### The data:
start
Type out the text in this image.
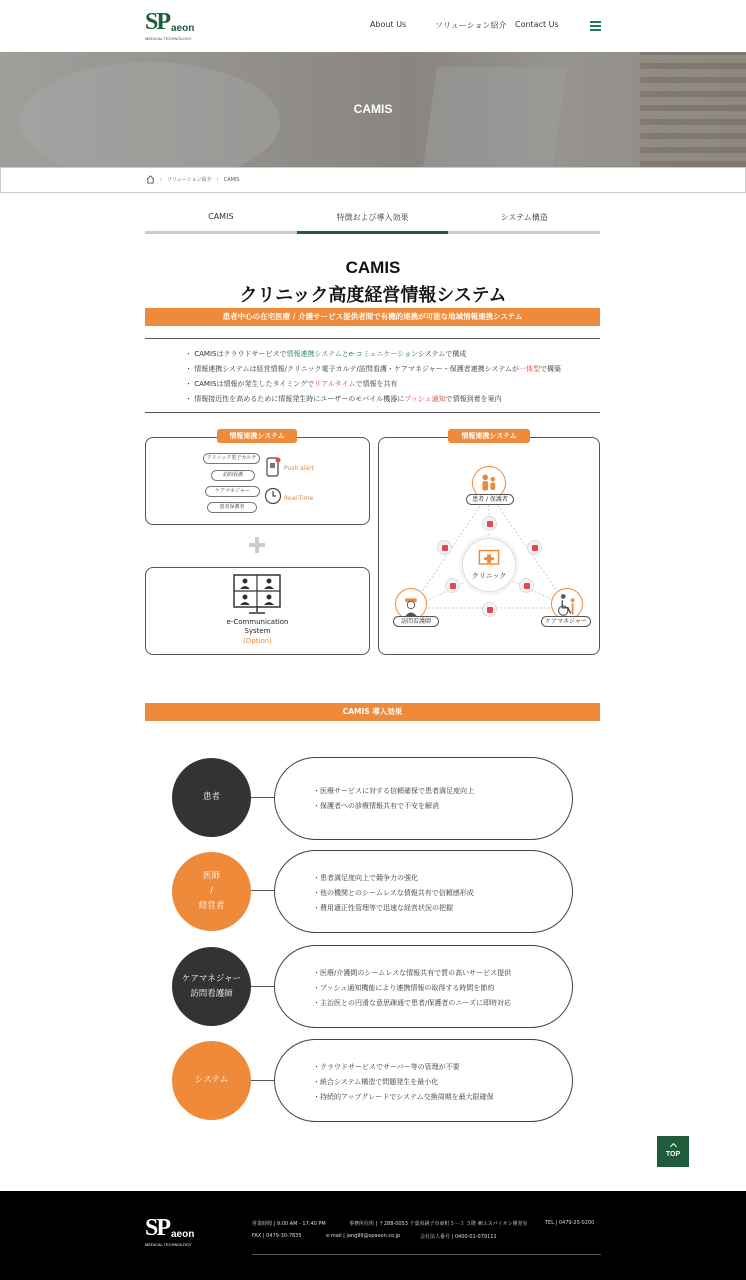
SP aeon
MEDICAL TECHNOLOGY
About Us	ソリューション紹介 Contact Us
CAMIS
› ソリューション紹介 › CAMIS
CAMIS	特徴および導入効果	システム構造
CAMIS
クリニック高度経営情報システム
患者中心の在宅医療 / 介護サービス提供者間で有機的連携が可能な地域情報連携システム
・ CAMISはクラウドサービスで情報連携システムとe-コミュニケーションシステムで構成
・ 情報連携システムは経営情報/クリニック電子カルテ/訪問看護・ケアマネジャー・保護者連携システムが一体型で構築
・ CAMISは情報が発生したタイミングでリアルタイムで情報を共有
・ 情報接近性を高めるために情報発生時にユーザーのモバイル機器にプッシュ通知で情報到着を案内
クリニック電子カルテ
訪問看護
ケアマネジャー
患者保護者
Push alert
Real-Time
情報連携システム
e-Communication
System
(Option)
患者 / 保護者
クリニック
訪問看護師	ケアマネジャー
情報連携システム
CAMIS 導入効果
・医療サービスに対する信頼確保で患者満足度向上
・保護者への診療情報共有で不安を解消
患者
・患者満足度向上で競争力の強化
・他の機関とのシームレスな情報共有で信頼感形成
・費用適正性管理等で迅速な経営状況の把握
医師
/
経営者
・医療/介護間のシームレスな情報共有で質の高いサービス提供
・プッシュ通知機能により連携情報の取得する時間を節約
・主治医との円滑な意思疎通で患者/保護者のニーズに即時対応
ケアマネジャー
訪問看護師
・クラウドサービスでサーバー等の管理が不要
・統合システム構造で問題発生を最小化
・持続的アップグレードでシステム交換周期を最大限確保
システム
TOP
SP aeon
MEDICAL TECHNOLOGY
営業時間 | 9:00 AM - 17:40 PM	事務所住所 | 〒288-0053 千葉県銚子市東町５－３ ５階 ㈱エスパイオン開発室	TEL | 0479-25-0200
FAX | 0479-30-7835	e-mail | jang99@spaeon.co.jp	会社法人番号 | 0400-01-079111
end
### Exercise prompt:
Show, from the listing above, each line that contains the word "ケアマネジャー".

### Task output:
・ 情報連携システムは経営情報/クリニック電子カルテ/訪問看護・ケアマネジャー・保護者連携システムが一体型で構築
ケアマネジャー
訪問看護師	ケアマネジャー
ケアマネジャー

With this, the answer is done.